- Windows Server 2016 VM in Azure, running SQL Server (same as on-prem version)
- Azure Active Directory with users etc.
- Local Windows 10 PCs are joined to the AAD domain
- SQL Server is configured for mixed-mode auth.
- Azure firewall allows connections to the SQL Server from the Internet (for now at least).
One of our developers is trying to setup an SSIS package to run in the server, and is running into the error stating you can only deploy/run SSIS packages from SSMS if you are using Windows authentication. I therefore am now looking into setting up "proper" authentication.
I've looked into Azure AD Domain Services and I can set that up to allow the Windows Server VM to join the domain.
- If I join the Windows Server VM to Azure AD using Azure AD DS, will the Windows authentication work from client PCs, out on the Internet, that are joined to the Azure AD via Windows 10's "Azure AD Join" feature? I noticed that in SSMS, the username is listed as "AzureAD\".

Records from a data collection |
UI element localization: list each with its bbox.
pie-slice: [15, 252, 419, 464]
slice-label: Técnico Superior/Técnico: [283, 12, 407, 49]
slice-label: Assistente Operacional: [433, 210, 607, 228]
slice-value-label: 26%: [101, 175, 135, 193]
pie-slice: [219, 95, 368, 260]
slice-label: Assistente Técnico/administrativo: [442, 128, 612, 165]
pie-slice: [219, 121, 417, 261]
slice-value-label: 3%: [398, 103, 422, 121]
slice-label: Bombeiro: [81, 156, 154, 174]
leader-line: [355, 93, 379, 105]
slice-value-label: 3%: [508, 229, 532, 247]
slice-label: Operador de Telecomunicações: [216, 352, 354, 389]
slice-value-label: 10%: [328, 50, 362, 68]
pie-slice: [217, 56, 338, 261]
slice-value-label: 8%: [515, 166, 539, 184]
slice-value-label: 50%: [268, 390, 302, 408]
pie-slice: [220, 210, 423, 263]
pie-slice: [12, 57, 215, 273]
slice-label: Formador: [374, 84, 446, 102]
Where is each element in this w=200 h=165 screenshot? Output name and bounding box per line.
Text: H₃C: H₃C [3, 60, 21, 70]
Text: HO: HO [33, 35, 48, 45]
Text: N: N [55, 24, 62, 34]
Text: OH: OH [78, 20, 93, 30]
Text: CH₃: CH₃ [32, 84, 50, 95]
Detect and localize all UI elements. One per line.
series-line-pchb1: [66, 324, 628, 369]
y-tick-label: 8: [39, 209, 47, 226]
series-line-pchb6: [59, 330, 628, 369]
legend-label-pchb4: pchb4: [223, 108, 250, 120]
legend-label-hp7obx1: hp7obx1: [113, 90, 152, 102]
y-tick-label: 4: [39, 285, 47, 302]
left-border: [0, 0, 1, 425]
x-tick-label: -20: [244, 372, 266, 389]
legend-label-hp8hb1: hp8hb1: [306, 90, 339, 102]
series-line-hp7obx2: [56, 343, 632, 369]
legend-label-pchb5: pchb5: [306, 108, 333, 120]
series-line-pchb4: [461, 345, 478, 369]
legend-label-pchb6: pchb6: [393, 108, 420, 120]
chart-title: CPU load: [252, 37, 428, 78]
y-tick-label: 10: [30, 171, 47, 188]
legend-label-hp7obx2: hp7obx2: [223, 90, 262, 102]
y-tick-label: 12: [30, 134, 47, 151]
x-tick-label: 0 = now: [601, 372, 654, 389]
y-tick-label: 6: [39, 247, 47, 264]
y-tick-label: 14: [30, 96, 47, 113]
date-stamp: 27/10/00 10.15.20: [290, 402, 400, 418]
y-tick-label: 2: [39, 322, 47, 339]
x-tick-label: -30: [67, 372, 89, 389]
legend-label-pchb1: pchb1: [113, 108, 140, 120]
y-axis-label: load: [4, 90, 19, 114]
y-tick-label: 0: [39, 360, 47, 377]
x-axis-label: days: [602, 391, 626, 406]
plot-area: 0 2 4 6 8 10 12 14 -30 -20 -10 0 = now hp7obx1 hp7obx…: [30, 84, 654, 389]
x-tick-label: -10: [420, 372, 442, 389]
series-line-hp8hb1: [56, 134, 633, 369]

Given instruction |
Echo the full post on SQL Server authentication in Azure word for word. The listing is separate material and stands apart from the post on SQL Server authentication in Azure.

Answer below |
- Windows Server 2016 VM in Azure, running SQL Server (same as on-prem version)
- Azure Active Directory with users etc.
- Local Windows 10 PCs are joined to the AAD domain
- SQL Server is configured for mixed-mode auth.
- Azure firewall allows connections to the SQL Server from the Internet (for now at least).
One of our developers is trying to setup an SSIS package to run in the server, and is running into the error stating you can only deploy/run SSIS packages from SSMS if you are using Windows authentication. I therefore am now looking into setting up "proper" authentication.
I've looked into Azure AD Domain Services and I can set that up to allow the Windows Server VM to join the domain.
- If I join the Windows Server VM to Azure AD using Azure AD DS, will the Windows authentication work from client PCs, out on the Internet, that are joined to the Azure AD via Windows 10's "Azure AD Join" feature? I noticed that in SSMS, the username is listed as "AzureAD\".